* **GOAL**:
Omit all pictures. Copy the rest of the material exactly.

======== PROVIDED RECORDS

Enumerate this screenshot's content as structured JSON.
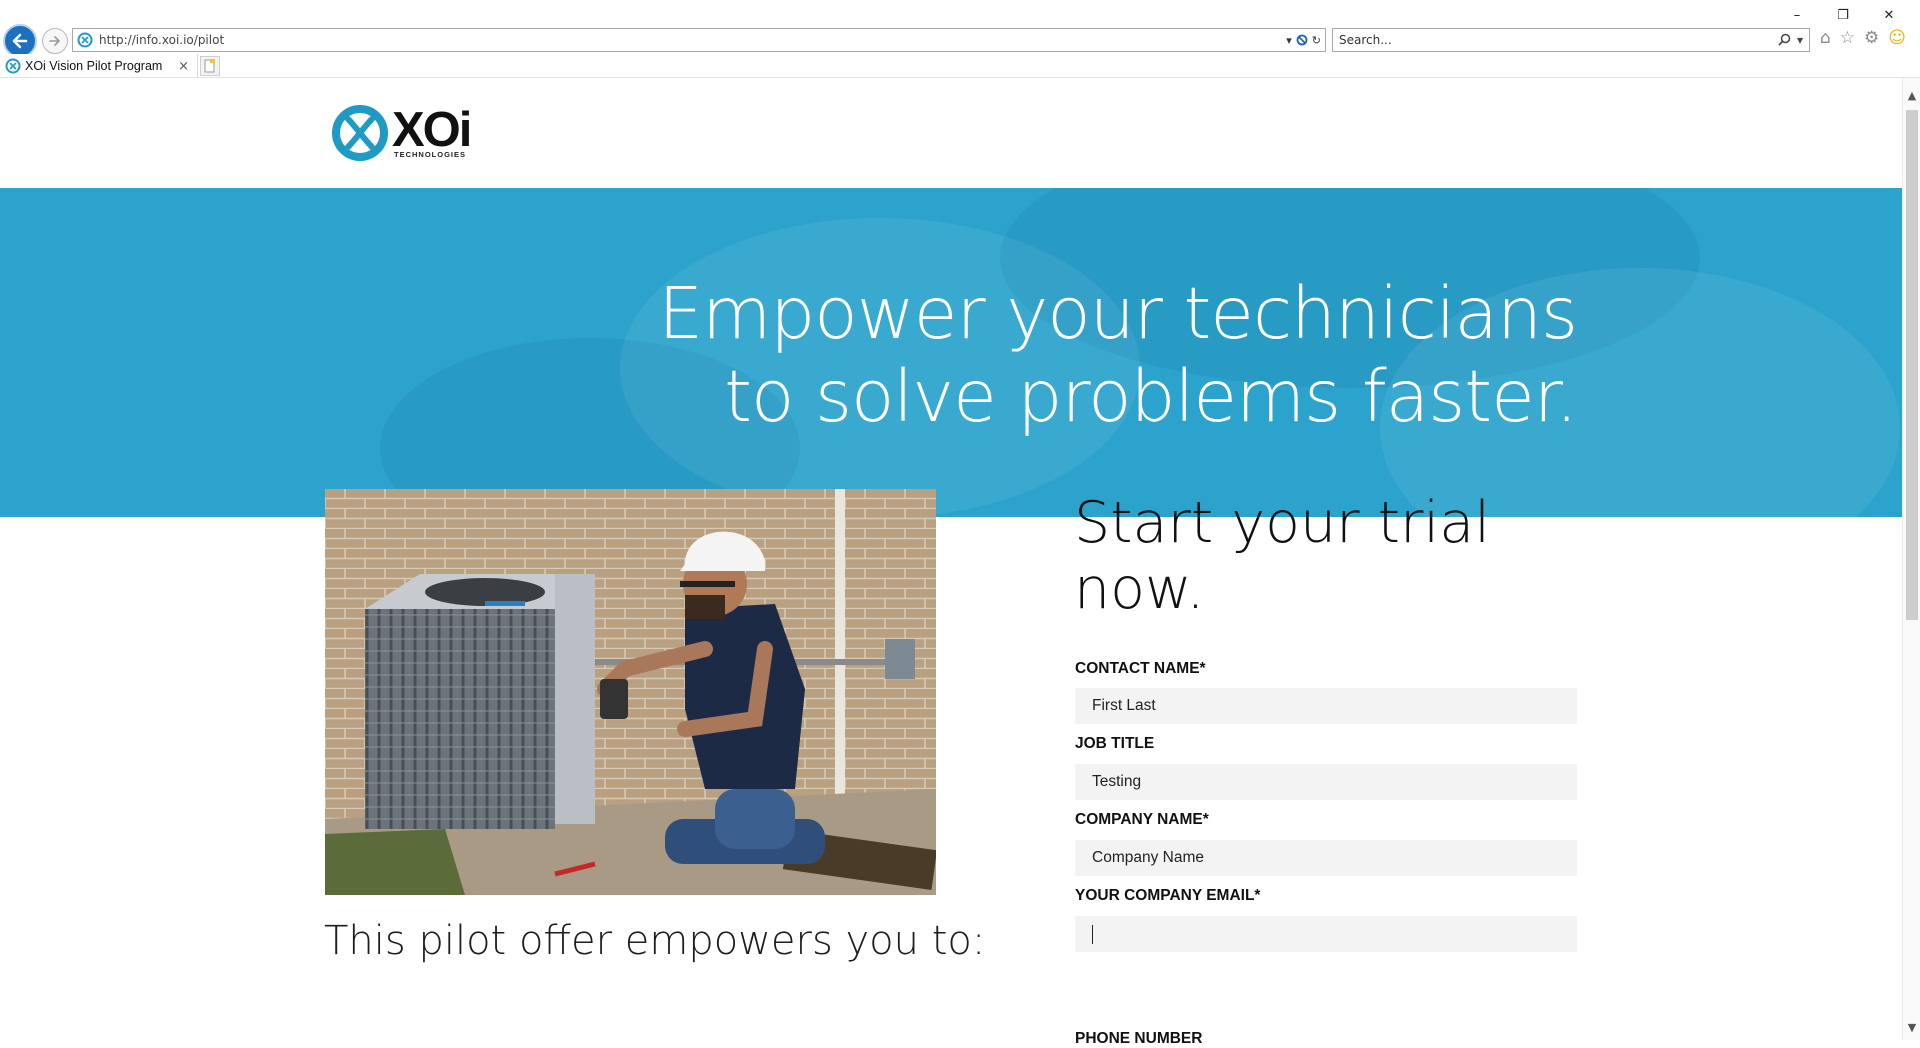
{
  "browser": {
    "address": "http://info.xoi.io/pilot",
    "search_placeholder": "Search...",
    "tab_title": "XOi Vision Pilot Program",
    "tab_close": "×",
    "window": {
      "minimize": "–",
      "restore": "❐",
      "close": "✕"
    },
    "icons": [
      "home-icon",
      "favorites-star-icon",
      "settings-gear-icon",
      "smiley-feedback-icon"
    ]
  },
  "page": {
    "logo": {
      "word": "XOi",
      "sub": "TECHNOLOGIES"
    },
    "hero": {
      "line1": "Empower your technicians",
      "line2": "to solve problems faster."
    },
    "pilot_heading": "This pilot offer empowers you to:",
    "form": {
      "title_line1": "Start your trial",
      "title_line2": "now.",
      "fields": [
        {
          "label": "CONTACT NAME*",
          "value": "First Last"
        },
        {
          "label": "JOB TITLE",
          "value": "Testing"
        },
        {
          "label": "COMPANY NAME*",
          "value": "Company Name"
        },
        {
          "label": "YOUR COMPANY EMAIL*",
          "value": ""
        },
        {
          "label": "PHONE NUMBER",
          "value": ""
        }
      ]
    }
  },
  "colors": {
    "hero_bg": "#2ba3cd",
    "brand_teal": "#1f9ac4",
    "input_bg": "#f3f3f3",
    "back_button": "#1d6fbf"
  }
}
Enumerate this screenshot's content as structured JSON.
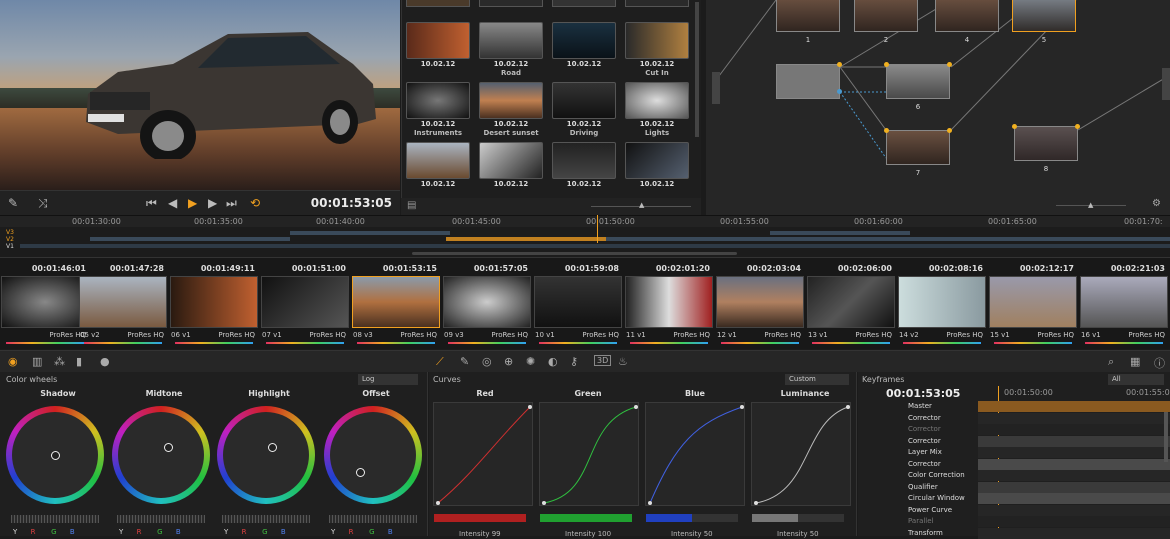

================

* **SOLUTION FOR THIS EXERCISE**:
Enumerate this screenshot's content as structured JSON.
{
  "browser": {
    "address": "http://info.xoi.io/pilot",
    "search_placeholder": "Search...",
    "tab_title": "XOi Vision Pilot Program",
    "tab_close": "×",
    "window": {
      "minimize": "–",
      "restore": "❐",
      "close": "✕"
    },
    "icons": [
      "home-icon",
      "favorites-star-icon",
      "settings-gear-icon",
      "smiley-feedback-icon"
    ]
  },
  "page": {
    "logo": {
      "word": "XOi",
      "sub": "TECHNOLOGIES"
    },
    "hero": {
      "line1": "Empower your technicians",
      "line2": "to solve problems faster."
    },
    "pilot_heading": "This pilot offer empowers you to:",
    "form": {
      "title_line1": "Start your trial",
      "title_line2": "now.",
      "fields": [
        {
          "label": "CONTACT NAME*",
          "value": "First Last"
        },
        {
          "label": "JOB TITLE",
          "value": "Testing"
        },
        {
          "label": "COMPANY NAME*",
          "value": "Company Name"
        },
        {
          "label": "YOUR COMPANY EMAIL*",
          "value": ""
        },
        {
          "label": "PHONE NUMBER",
          "value": ""
        }
      ]
    }
  },
  "colors": {
    "hero_bg": "#2ba3cd",
    "brand_teal": "#1f9ac4",
    "input_bg": "#f3f3f3",
    "back_button": "#1d6fbf"
  }
}
Enumerate this screenshot's content as structured JSON.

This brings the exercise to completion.